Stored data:
________________

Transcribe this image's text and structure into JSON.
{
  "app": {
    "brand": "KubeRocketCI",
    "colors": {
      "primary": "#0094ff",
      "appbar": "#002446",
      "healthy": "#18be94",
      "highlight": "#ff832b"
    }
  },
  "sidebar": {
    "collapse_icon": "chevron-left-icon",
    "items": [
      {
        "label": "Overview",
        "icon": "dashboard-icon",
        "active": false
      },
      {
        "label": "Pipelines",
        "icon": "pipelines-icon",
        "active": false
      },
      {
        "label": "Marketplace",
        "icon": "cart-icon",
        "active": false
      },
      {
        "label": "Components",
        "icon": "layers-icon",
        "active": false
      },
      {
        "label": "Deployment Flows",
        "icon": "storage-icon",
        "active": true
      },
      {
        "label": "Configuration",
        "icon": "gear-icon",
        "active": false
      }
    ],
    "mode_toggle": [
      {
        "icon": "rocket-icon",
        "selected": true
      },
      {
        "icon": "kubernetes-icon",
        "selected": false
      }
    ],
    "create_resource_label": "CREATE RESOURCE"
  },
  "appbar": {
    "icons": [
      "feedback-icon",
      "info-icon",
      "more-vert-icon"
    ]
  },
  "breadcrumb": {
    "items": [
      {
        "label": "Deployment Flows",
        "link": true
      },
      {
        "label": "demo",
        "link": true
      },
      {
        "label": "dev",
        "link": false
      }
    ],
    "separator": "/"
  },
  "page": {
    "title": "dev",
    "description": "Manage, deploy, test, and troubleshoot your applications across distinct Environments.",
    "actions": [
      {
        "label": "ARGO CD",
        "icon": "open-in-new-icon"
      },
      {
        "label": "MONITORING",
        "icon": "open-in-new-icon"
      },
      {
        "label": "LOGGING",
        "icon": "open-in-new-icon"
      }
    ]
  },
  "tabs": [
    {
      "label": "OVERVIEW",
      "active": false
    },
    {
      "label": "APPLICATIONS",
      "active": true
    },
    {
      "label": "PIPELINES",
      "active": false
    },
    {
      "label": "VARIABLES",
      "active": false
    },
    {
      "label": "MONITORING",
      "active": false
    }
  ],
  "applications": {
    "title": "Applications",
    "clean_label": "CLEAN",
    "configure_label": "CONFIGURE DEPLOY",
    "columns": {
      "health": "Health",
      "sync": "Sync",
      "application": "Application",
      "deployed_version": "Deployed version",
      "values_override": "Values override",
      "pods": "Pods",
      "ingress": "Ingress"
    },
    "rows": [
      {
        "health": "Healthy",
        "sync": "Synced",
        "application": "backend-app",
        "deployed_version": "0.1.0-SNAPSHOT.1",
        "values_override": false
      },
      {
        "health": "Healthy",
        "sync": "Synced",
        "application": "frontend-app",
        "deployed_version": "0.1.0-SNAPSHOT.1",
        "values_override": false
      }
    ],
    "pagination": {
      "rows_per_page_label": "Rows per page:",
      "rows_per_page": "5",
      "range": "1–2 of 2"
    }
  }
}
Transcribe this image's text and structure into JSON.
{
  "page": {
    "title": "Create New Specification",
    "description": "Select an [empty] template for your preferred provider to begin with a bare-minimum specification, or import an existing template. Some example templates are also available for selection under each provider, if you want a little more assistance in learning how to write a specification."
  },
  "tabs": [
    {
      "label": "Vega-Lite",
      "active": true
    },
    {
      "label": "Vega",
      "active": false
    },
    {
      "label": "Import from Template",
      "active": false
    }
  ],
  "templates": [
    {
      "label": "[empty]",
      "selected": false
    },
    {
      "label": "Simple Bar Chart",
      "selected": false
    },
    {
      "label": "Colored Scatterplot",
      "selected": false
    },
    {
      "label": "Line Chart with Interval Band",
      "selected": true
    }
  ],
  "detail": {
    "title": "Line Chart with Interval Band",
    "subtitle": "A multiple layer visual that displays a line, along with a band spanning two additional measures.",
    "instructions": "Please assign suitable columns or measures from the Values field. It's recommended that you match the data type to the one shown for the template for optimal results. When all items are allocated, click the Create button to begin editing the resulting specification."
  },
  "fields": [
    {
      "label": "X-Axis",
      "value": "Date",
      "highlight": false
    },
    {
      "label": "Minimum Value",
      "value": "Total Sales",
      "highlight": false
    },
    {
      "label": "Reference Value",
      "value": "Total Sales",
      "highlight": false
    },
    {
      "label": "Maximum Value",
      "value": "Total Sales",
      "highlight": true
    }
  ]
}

________________

WORK TO DO | Reproduce the listing shown above in its entirety, exactly.

RESULT FOR THIS EXERCISE |
Transcribe this image's text and structure into JSON.
{
  "app": {
    "brand": "KubeRocketCI",
    "colors": {
      "primary": "#0094ff",
      "appbar": "#002446",
      "healthy": "#18be94",
      "highlight": "#ff832b"
    }
  },
  "sidebar": {
    "collapse_icon": "chevron-left-icon",
    "items": [
      {
        "label": "Overview",
        "icon": "dashboard-icon",
        "active": false
      },
      {
        "label": "Pipelines",
        "icon": "pipelines-icon",
        "active": false
      },
      {
        "label": "Marketplace",
        "icon": "cart-icon",
        "active": false
      },
      {
        "label": "Components",
        "icon": "layers-icon",
        "active": false
      },
      {
        "label": "Deployment Flows",
        "icon": "storage-icon",
        "active": true
      },
      {
        "label": "Configuration",
        "icon": "gear-icon",
        "active": false
      }
    ],
    "mode_toggle": [
      {
        "icon": "rocket-icon",
        "selected": true
      },
      {
        "icon": "kubernetes-icon",
        "selected": false
      }
    ],
    "create_resource_label": "CREATE RESOURCE"
  },
  "appbar": {
    "icons": [
      "feedback-icon",
      "info-icon",
      "more-vert-icon"
    ]
  },
  "breadcrumb": {
    "items": [
      {
        "label": "Deployment Flows",
        "link": true
      },
      {
        "label": "demo",
        "link": true
      },
      {
        "label": "dev",
        "link": false
      }
    ],
    "separator": "/"
  },
  "page": {
    "title": "dev",
    "description": "Manage, deploy, test, and troubleshoot your applications across distinct Environments.",
    "actions": [
      {
        "label": "ARGO CD",
        "icon": "open-in-new-icon"
      },
      {
        "label": "MONITORING",
        "icon": "open-in-new-icon"
      },
      {
        "label": "LOGGING",
        "icon": "open-in-new-icon"
      }
    ]
  },
  "tabs": [
    {
      "label": "OVERVIEW",
      "active": false
    },
    {
      "label": "APPLICATIONS",
      "active": true
    },
    {
      "label": "PIPELINES",
      "active": false
    },
    {
      "label": "VARIABLES",
      "active": false
    },
    {
      "label": "MONITORING",
      "active": false
    }
  ],
  "applications": {
    "title": "Applications",
    "clean_label": "CLEAN",
    "configure_label": "CONFIGURE DEPLOY",
    "columns": {
      "health": "Health",
      "sync": "Sync",
      "application": "Application",
      "deployed_version": "Deployed version",
      "values_override": "Values override",
      "pods": "Pods",
      "ingress": "Ingress"
    },
    "rows": [
      {
        "health": "Healthy",
        "sync": "Synced",
        "application": "backend-app",
        "deployed_version": "0.1.0-SNAPSHOT.1",
        "values_override": false
      },
      {
        "health": "Healthy",
        "sync": "Synced",
        "application": "frontend-app",
        "deployed_version": "0.1.0-SNAPSHOT.1",
        "values_override": false
      }
    ],
    "pagination": {
      "rows_per_page_label": "Rows per page:",
      "rows_per_page": "5",
      "range": "1–2 of 2"
    }
  }
}
Transcribe this image's text and structure into JSON.
{
  "page": {
    "title": "Create New Specification",
    "description": "Select an [empty] template for your preferred provider to begin with a bare-minimum specification, or import an existing template. Some example templates are also available for selection under each provider, if you want a little more assistance in learning how to write a specification."
  },
  "tabs": [
    {
      "label": "Vega-Lite",
      "active": true
    },
    {
      "label": "Vega",
      "active": false
    },
    {
      "label": "Import from Template",
      "active": false
    }
  ],
  "templates": [
    {
      "label": "[empty]",
      "selected": false
    },
    {
      "label": "Simple Bar Chart",
      "selected": false
    },
    {
      "label": "Colored Scatterplot",
      "selected": false
    },
    {
      "label": "Line Chart with Interval Band",
      "selected": true
    }
  ],
  "detail": {
    "title": "Line Chart with Interval Band",
    "subtitle": "A multiple layer visual that displays a line, along with a band spanning two additional measures.",
    "instructions": "Please assign suitable columns or measures from the Values field. It's recommended that you match the data type to the one shown for the template for optimal results. When all items are allocated, click the Create button to begin editing the resulting specification."
  },
  "fields": [
    {
      "label": "X-Axis",
      "value": "Date",
      "highlight": false
    },
    {
      "label": "Minimum Value",
      "value": "Total Sales",
      "highlight": false
    },
    {
      "label": "Reference Value",
      "value": "Total Sales",
      "highlight": false
    },
    {
      "label": "Maximum Value",
      "value": "Total Sales",
      "highlight": true
    }
  ]
}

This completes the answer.